**BRIEF:** Every line that holds the string "them" is to be identified and copied.

**DATA ENTRIES:**
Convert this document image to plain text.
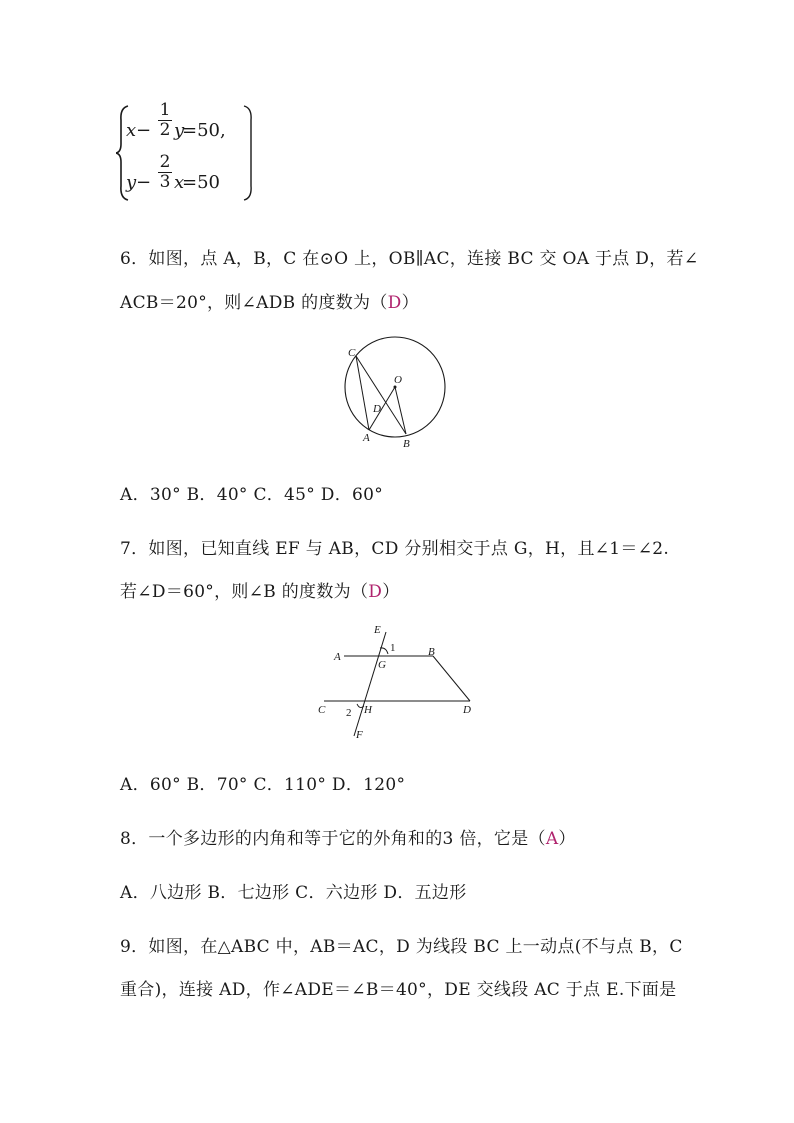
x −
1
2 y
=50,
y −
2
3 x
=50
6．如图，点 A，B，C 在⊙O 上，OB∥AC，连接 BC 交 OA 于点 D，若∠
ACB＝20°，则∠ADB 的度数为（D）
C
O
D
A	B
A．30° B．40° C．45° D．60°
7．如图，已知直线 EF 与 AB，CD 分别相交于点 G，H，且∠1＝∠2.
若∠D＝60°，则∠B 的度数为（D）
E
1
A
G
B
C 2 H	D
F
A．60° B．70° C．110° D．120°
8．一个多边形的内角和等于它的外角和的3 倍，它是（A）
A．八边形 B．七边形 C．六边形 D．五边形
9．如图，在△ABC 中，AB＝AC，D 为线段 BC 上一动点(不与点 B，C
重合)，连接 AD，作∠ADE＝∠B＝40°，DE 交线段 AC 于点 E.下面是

---

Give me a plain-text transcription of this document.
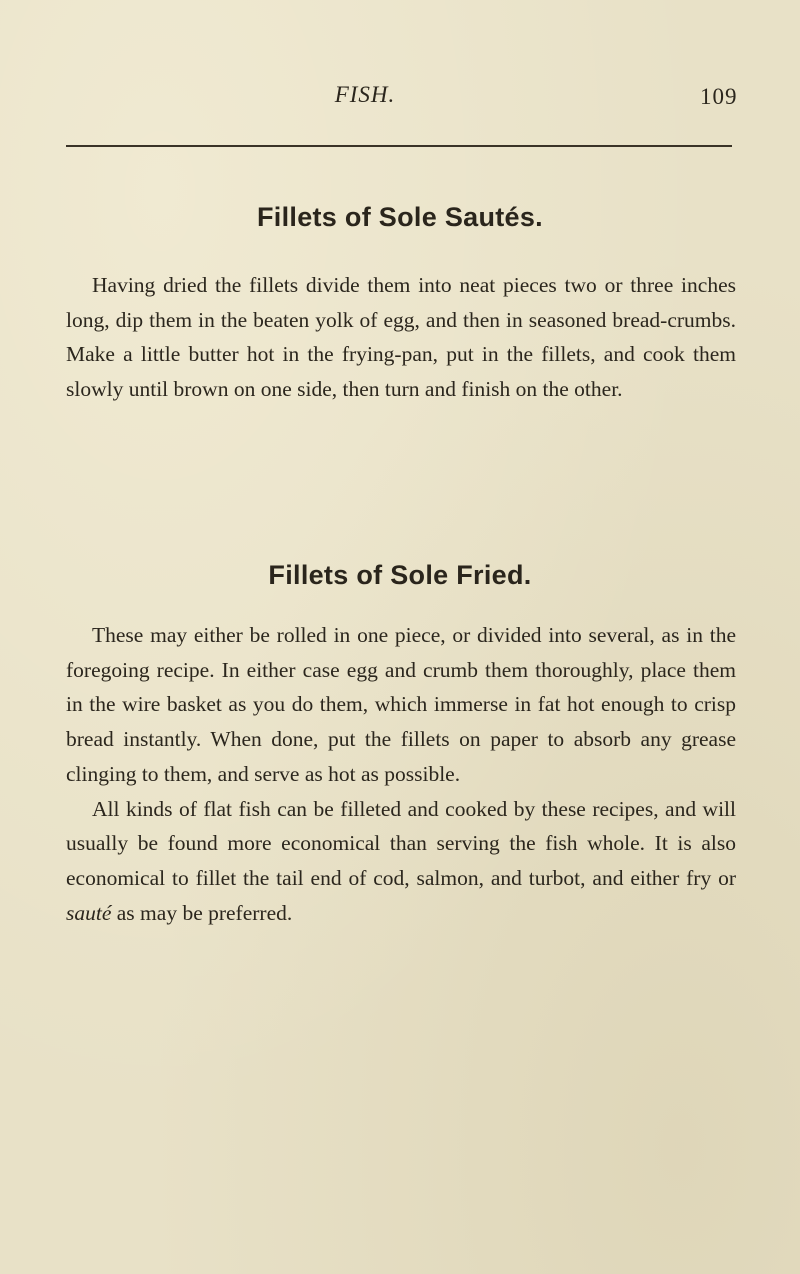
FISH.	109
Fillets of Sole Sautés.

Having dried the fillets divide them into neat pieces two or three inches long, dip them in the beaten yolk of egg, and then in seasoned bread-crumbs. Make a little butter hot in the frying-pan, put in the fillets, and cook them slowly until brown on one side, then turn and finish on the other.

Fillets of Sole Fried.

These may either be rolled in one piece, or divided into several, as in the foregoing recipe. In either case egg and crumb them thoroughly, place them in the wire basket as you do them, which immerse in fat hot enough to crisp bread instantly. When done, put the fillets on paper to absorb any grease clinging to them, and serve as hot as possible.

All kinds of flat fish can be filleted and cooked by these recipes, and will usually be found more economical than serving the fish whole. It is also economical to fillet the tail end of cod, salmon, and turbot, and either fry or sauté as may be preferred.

* * *

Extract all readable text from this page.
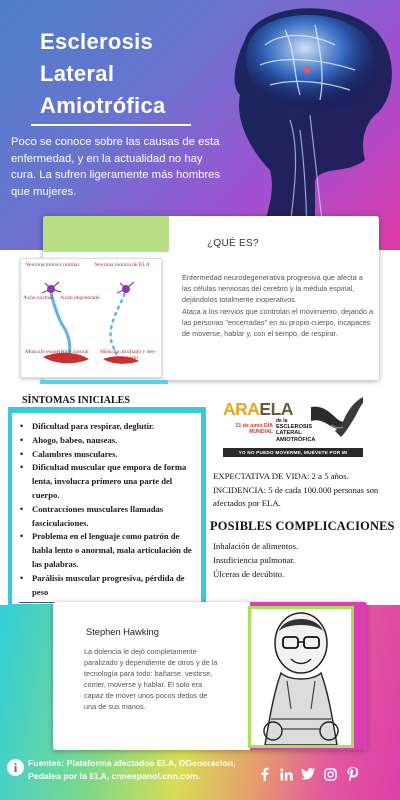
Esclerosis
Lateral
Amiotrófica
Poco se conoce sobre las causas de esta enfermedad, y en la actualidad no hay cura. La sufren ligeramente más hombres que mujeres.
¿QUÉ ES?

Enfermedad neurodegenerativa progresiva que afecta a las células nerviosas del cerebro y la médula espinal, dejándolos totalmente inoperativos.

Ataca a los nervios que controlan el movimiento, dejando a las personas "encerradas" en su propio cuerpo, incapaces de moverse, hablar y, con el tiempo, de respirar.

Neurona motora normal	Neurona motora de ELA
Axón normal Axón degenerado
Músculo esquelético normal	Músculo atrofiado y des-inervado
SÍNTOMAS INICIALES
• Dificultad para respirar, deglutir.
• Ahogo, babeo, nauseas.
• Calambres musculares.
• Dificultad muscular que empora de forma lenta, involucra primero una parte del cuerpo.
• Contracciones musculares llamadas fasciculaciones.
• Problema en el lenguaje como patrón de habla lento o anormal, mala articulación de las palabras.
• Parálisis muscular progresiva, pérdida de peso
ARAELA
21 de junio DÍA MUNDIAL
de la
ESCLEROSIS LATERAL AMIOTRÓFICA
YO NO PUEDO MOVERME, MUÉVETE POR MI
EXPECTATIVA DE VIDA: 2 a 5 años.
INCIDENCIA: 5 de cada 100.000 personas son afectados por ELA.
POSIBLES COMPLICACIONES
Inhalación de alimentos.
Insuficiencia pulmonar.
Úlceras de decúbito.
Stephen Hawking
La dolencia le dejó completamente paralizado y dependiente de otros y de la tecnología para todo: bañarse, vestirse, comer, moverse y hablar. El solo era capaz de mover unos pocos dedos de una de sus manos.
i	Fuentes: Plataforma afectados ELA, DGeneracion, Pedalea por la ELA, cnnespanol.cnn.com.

**THE RESULT:**
Having dried the fillets divide them into neat pieces two or three inches long, dip them in the beaten yolk of egg, and then in seasoned bread-crumbs. Make a little butter hot in the frying-pan, put in the fillets, and cook them slowly until brown on one side, then turn and finish on the other.
These may either be rolled in one piece, or divided into several, as in the foregoing recipe. In either case egg and crumb them thoroughly, place them in the wire basket as you do them, which immerse in fat hot enough to crisp bread instantly. When done, put the fillets on paper to absorb any grease clinging to them, and serve as hot as possible.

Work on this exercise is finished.